What is the number of lines holding the word "name"? Give that number alone.

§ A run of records
- - - -

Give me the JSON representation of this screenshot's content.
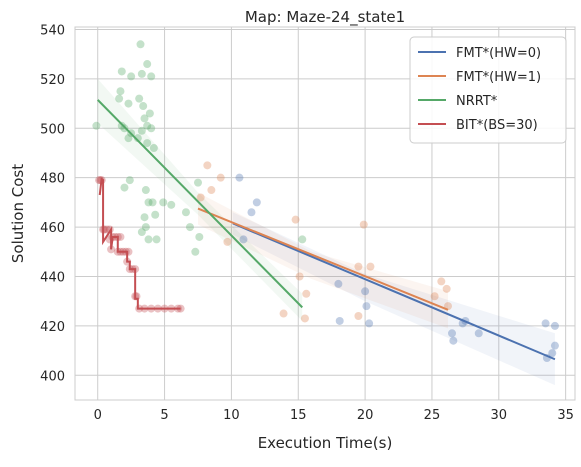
{
  "chart_data": {
    "type": "scatter",
    "title": "Map: Maze-24_state1",
    "xlabel": "Execution Time(s)",
    "ylabel": "Solution Cost",
    "xlim": [
      -1.7,
      35.7
    ],
    "ylim": [
      390,
      541
    ],
    "xticks": [
      0,
      5,
      10,
      15,
      20,
      25,
      30,
      35
    ],
    "yticks": [
      400,
      420,
      440,
      460,
      480,
      500,
      520,
      540
    ],
    "grid": true,
    "legend_position": "top-right",
    "series": [
      {
        "name": "FMT*(HW=0)",
        "color": "#4c72b0",
        "points": [
          [
            10.6,
            480
          ],
          [
            11.9,
            470
          ],
          [
            11.5,
            466
          ],
          [
            10.9,
            455
          ],
          [
            18.0,
            437
          ],
          [
            18.1,
            422
          ],
          [
            20.0,
            434
          ],
          [
            20.1,
            428
          ],
          [
            20.3,
            421
          ],
          [
            27.3,
            421
          ],
          [
            27.5,
            422
          ],
          [
            26.5,
            417
          ],
          [
            26.6,
            414
          ],
          [
            28.5,
            417
          ],
          [
            33.5,
            421
          ],
          [
            34.2,
            420
          ],
          [
            34.2,
            412
          ],
          [
            34.0,
            409
          ],
          [
            33.6,
            407
          ]
        ],
        "fit": {
          "x": [
            10.1,
            34.2
          ],
          "y": [
            461.5,
            406.5
          ]
        },
        "band": {
          "upper": [
            [
              10.1,
              466
            ],
            [
              20,
              441
            ],
            [
              34.2,
              417
            ]
          ],
          "lower": [
            [
              10.1,
              457
            ],
            [
              20,
              430
            ],
            [
              34.2,
              396
            ]
          ]
        }
      },
      {
        "name": "FMT*(HW=1)",
        "color": "#dd8452",
        "points": [
          [
            8.2,
            485
          ],
          [
            9.2,
            480
          ],
          [
            8.5,
            475
          ],
          [
            7.7,
            472
          ],
          [
            9.7,
            454
          ],
          [
            14.8,
            463
          ],
          [
            15.1,
            440
          ],
          [
            15.6,
            433
          ],
          [
            15.5,
            423
          ],
          [
            13.9,
            425
          ],
          [
            19.5,
            444
          ],
          [
            19.9,
            461
          ],
          [
            20.4,
            444
          ],
          [
            19.5,
            424
          ],
          [
            25.7,
            438
          ],
          [
            26.1,
            435
          ],
          [
            26.2,
            428
          ],
          [
            25.2,
            432
          ]
        ],
        "fit": {
          "x": [
            7.5,
            26.2
          ],
          "y": [
            467.5,
            426.5
          ]
        },
        "band": {
          "upper": [
            [
              7.5,
              474
            ],
            [
              16,
              450
            ],
            [
              26.2,
              434
            ]
          ],
          "lower": [
            [
              7.5,
              461
            ],
            [
              16,
              439
            ],
            [
              26.2,
              419
            ]
          ]
        }
      },
      {
        "name": "NRRT*",
        "color": "#55a868",
        "points": [
          [
            3.2,
            534
          ],
          [
            1.8,
            523
          ],
          [
            2.5,
            521
          ],
          [
            3.3,
            522
          ],
          [
            3.7,
            526
          ],
          [
            4.0,
            521
          ],
          [
            1.7,
            515
          ],
          [
            1.6,
            512
          ],
          [
            2.3,
            510
          ],
          [
            3.5,
            504
          ],
          [
            3.9,
            506
          ],
          [
            3.1,
            512
          ],
          [
            3.4,
            509
          ],
          [
            -0.1,
            501
          ],
          [
            1.8,
            501
          ],
          [
            2.0,
            500
          ],
          [
            2.3,
            496
          ],
          [
            2.5,
            498
          ],
          [
            3.0,
            496
          ],
          [
            3.3,
            499
          ],
          [
            3.7,
            501
          ],
          [
            4.0,
            500
          ],
          [
            3.7,
            494
          ],
          [
            4.2,
            492
          ],
          [
            2.4,
            479
          ],
          [
            2.0,
            476
          ],
          [
            3.6,
            475
          ],
          [
            4.1,
            470
          ],
          [
            3.8,
            470
          ],
          [
            4.9,
            470
          ],
          [
            5.5,
            469
          ],
          [
            4.3,
            465
          ],
          [
            3.5,
            464
          ],
          [
            3.6,
            460
          ],
          [
            3.3,
            458
          ],
          [
            6.6,
            466
          ],
          [
            6.9,
            460
          ],
          [
            3.8,
            455
          ],
          [
            4.4,
            455
          ],
          [
            7.5,
            478
          ],
          [
            7.6,
            456
          ],
          [
            7.3,
            450
          ],
          [
            15.3,
            455
          ]
        ],
        "fit": {
          "x": [
            0.0,
            15.3
          ],
          "y": [
            511.5,
            427.5
          ]
        },
        "band": {
          "upper": [
            [
              0,
              520
            ],
            [
              7.5,
              474
            ],
            [
              15.3,
              433
            ]
          ],
          "lower": [
            [
              0,
              502
            ],
            [
              7.5,
              465
            ],
            [
              15.3,
              422
            ]
          ]
        }
      },
      {
        "name": "BIT*(BS=30)",
        "color": "#c44e52",
        "points": [
          [
            0.1,
            479
          ],
          [
            0.2,
            479
          ],
          [
            0.3,
            479
          ],
          [
            0.4,
            459
          ],
          [
            0.5,
            459
          ],
          [
            0.7,
            459
          ],
          [
            0.9,
            459
          ],
          [
            0.9,
            455
          ],
          [
            1.0,
            451
          ],
          [
            1.1,
            456
          ],
          [
            1.3,
            456
          ],
          [
            1.5,
            456
          ],
          [
            1.7,
            456
          ],
          [
            1.5,
            450
          ],
          [
            1.7,
            450
          ],
          [
            1.9,
            450
          ],
          [
            2.1,
            450
          ],
          [
            2.3,
            450
          ],
          [
            2.2,
            446
          ],
          [
            2.4,
            443
          ],
          [
            2.6,
            443
          ],
          [
            2.8,
            443
          ],
          [
            2.8,
            432
          ],
          [
            2.9,
            432
          ],
          [
            3.1,
            427
          ],
          [
            3.5,
            427
          ],
          [
            4.0,
            427
          ],
          [
            4.5,
            427
          ],
          [
            5.0,
            427
          ],
          [
            5.5,
            427
          ],
          [
            6.0,
            427
          ],
          [
            6.2,
            427
          ]
        ],
        "step": {
          "x": [
            0.15,
            0.3,
            0.3,
            0.4,
            0.4,
            1.0,
            1.0,
            1.1,
            1.1,
            1.5,
            1.5,
            2.2,
            2.2,
            2.4,
            2.4,
            2.8,
            2.8,
            3.0,
            3.0,
            6.2
          ],
          "y": [
            473,
            480,
            479,
            479,
            454,
            459,
            451,
            455,
            456,
            456,
            450,
            450,
            446,
            446,
            443,
            443,
            431,
            431,
            427,
            427
          ]
        }
      }
    ]
  }
}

- - - -

§ RESULT OF THE EXERCISE
4